--- GOAL OF THE EXERCISE ---
Say how many lines of the listing below contain "überlassen", giving the number and nothing else.

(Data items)
──────────

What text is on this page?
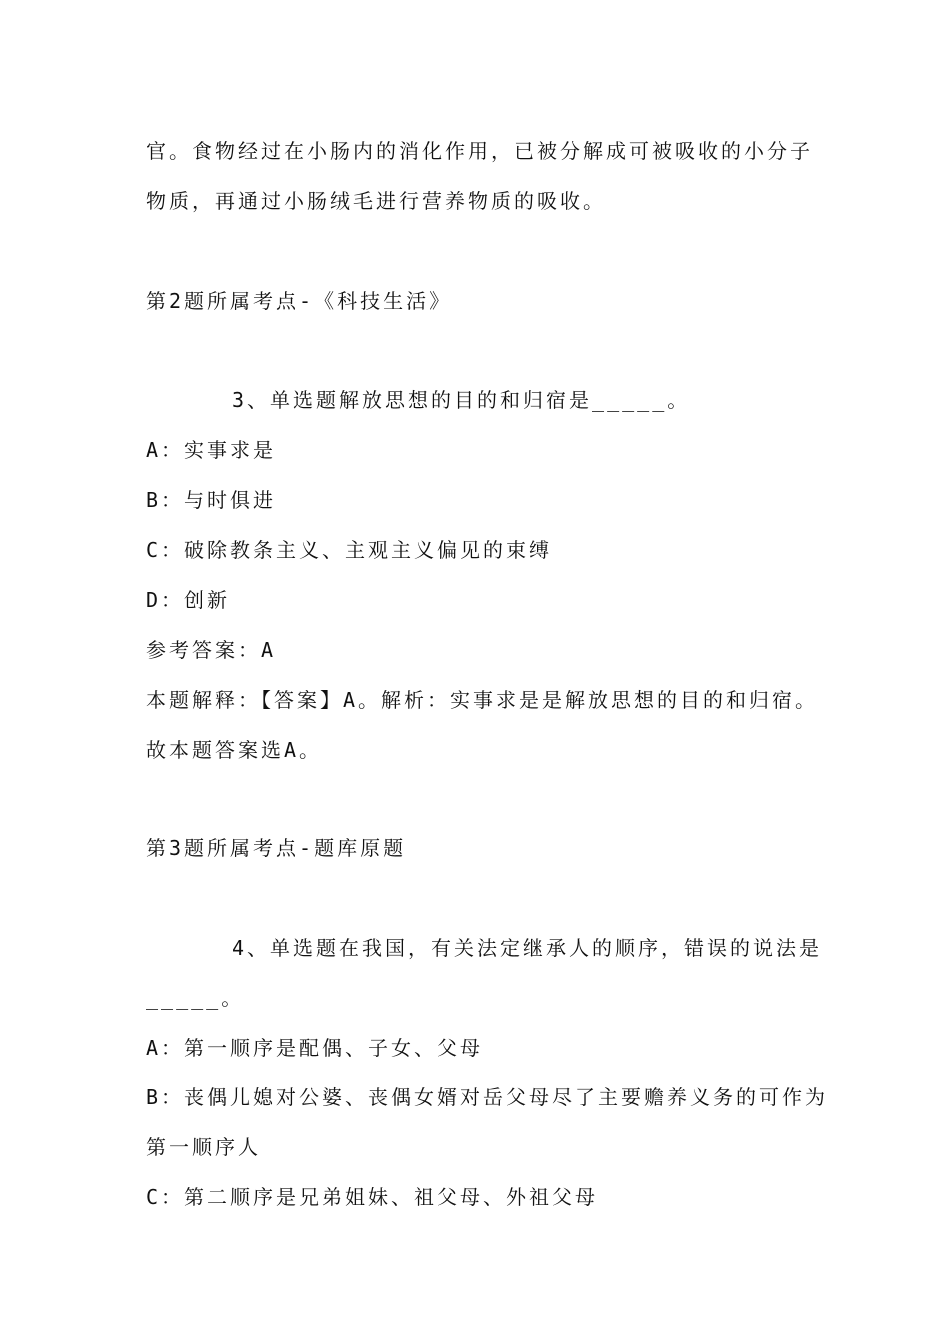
官。食物经过在小肠内的消化作用，已被分解成可被吸收的小分子
物质，再通过小肠绒毛进行营养物质的吸收。
第2题所属考点-《科技生活》
3、单选题解放思想的目的和归宿是_____。
A：实事求是
B：与时俱进
C：破除教条主义、主观主义偏见的束缚
D：创新
参考答案：A
本题解释：【答案】A。解析：实事求是是解放思想的目的和归宿。
故本题答案选A。
第3题所属考点-题库原题
4、单选题在我国，有关法定继承人的顺序，错误的说法是
_____。
A：第一顺序是配偶、子女、父母
B：丧偶儿媳对公婆、丧偶女婿对岳父母尽了主要赡养义务的可作为
第一顺序人
C：第二顺序是兄弟姐妹、祖父母、外祖父母
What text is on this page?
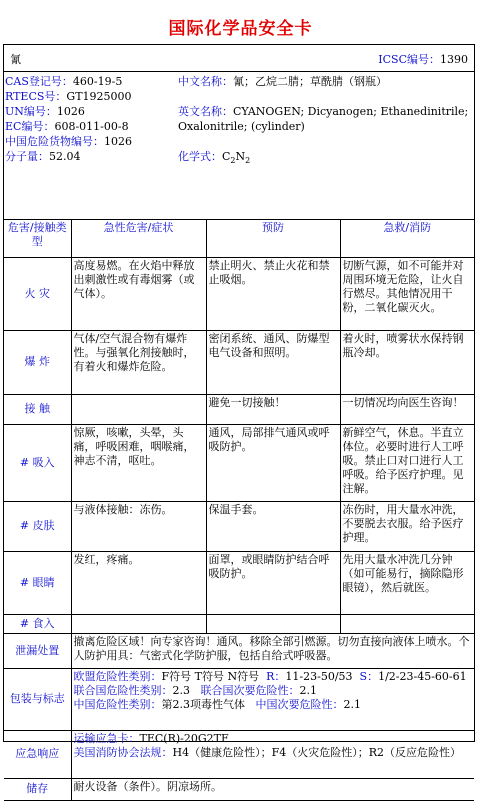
国际化学品安全卡
氰	ICSC编号：1390
CAS登记号：460-19-5
RTECS号：GT1925000
UN编号：1026
EC编号：608-011-00-8
中国危险货物编号：1026
分子量：52.04
中文名称：氰；乙烷二腈；草酰腈（钢瓶）
英文名称：CYANOGEN; Dicyanogen; Ethanedinitrile; Oxalonitrile; (cylinder)
化学式：$C_2N_2$
危害/接触类型	急性危害/症状	预防	急救/消防
火 灾	高度易燃。在火焰中释放出刺激性或有毒烟雾（或气体）。	禁止明火、禁止火花和禁止吸烟。	切断气源，如不可能并对周围环境无危险，让火自行燃尽。其他情况用干粉，二氧化碳灭火。
爆 炸	气体/空气混合物有爆炸性。与强氧化剂接触时，有着火和爆炸危险。	密闭系统、通风、防爆型电气设备和照明。	着火时，喷雾状水保持钢瓶冷却。
接 触		避免一切接触！	一切情况均向医生咨询！
# 吸入	惊厥，咳嗽，头晕，头痛，呼吸困难，咽喉痛，神志不清，呕吐。	通风，局部排气通风或呼吸防护。	新鲜空气，休息。半直立体位。必要时进行人工呼吸。禁止口对口进行人工呼吸。给予医疗护理。见注解。
# 皮肤	与液体接触：冻伤。	保温手套。	冻伤时，用大量水冲洗，不要脱去衣服。给予医疗护理。
# 眼睛	发红，疼痛。	面罩，或眼睛防护结合呼吸防护。	先用大量水冲洗几分钟（如可能易行，摘除隐形眼镜），然后就医。
# 食入			
泄漏处置	撤离危险区域！向专家咨询！通风。移除全部引燃源。切勿直接向液体上喷水。个人防护用具：气密式化学防护服，包括自给式呼吸器。		
包装与标志	欧盟危险性类别：F符号 T符号 N符号 R：11-23-50/53 S：1/2-23-45-60-61
联合国危险性类别：2.3 联合国次要危险性：2.1
中国危险性类别：第2.3项毒性气体 中国次要危险性：2.1		

应急响应	运输应急卡：TEC(R)-20G2TF
美国消防协会法规：H4（健康危险性）；F4（火灾危险性）；R2（反应危险性）		

储存	耐火设备（条件）。阴凉场所。		
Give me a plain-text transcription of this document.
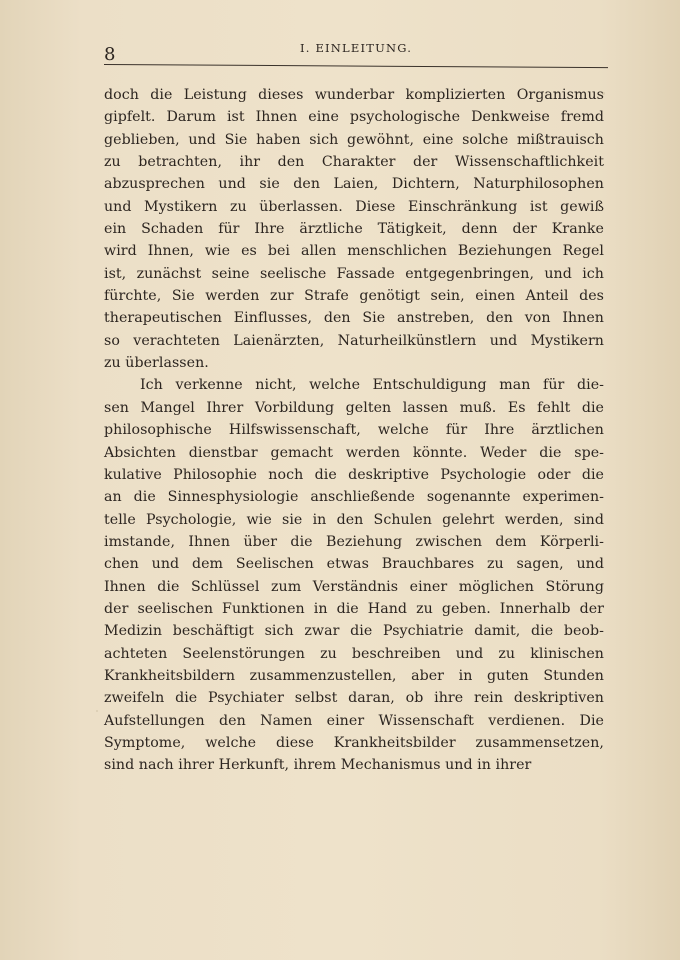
8	I. EINLEITUNG.
doch die Leistung dieses wunderbar komplizierten Organismus
gipfelt. Darum ist Ihnen eine psychologische Denkweise fremd
geblieben, und Sie haben sich gewöhnt, eine solche mißtrauisch
zu betrachten, ihr den Charakter der Wissenschaftlichkeit
abzusprechen und sie den Laien, Dichtern, Naturphilosophen
und Mystikern zu überlassen. Diese Einschränkung ist gewiß
ein Schaden für Ihre ärztliche Tätigkeit, denn der Kranke
wird Ihnen, wie es bei allen menschlichen Beziehungen Regel
ist, zunächst seine seelische Fassade entgegenbringen, und ich
fürchte, Sie werden zur Strafe genötigt sein, einen Anteil des
therapeutischen Einflusses, den Sie anstreben, den von Ihnen
so verachteten Laienärzten, Naturheilkünstlern und Mystikern
zu überlassen.
Ich verkenne nicht, welche Entschuldigung man für die-
sen Mangel Ihrer Vorbildung gelten lassen muß. Es fehlt die
philosophische Hilfswissenschaft, welche für Ihre ärztlichen
Absichten dienstbar gemacht werden könnte. Weder die spe-
kulative Philosophie noch die deskriptive Psychologie oder die
an die Sinnesphysiologie anschließende sogenannte experimen-
telle Psychologie, wie sie in den Schulen gelehrt werden, sind
imstande, Ihnen über die Beziehung zwischen dem Körperli-
chen und dem Seelischen etwas Brauchbares zu sagen, und
Ihnen die Schlüssel zum Verständnis einer möglichen Störung
der seelischen Funktionen in die Hand zu geben. Innerhalb der
Medizin beschäftigt sich zwar die Psychiatrie damit, die beob-
achteten Seelenstörungen zu beschreiben und zu klinischen
Krankheitsbildern zusammenzustellen, aber in guten Stunden
zweifeln die Psychiater selbst daran, ob ihre rein deskriptiven
Aufstellungen den Namen einer Wissenschaft verdienen. Die
Symptome, welche diese Krankheitsbilder zusammensetzen,
sind nach ihrer Herkunft, ihrem Mechanismus und in ihrer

──────────

--- OUTPUT OF THE TASK ---
2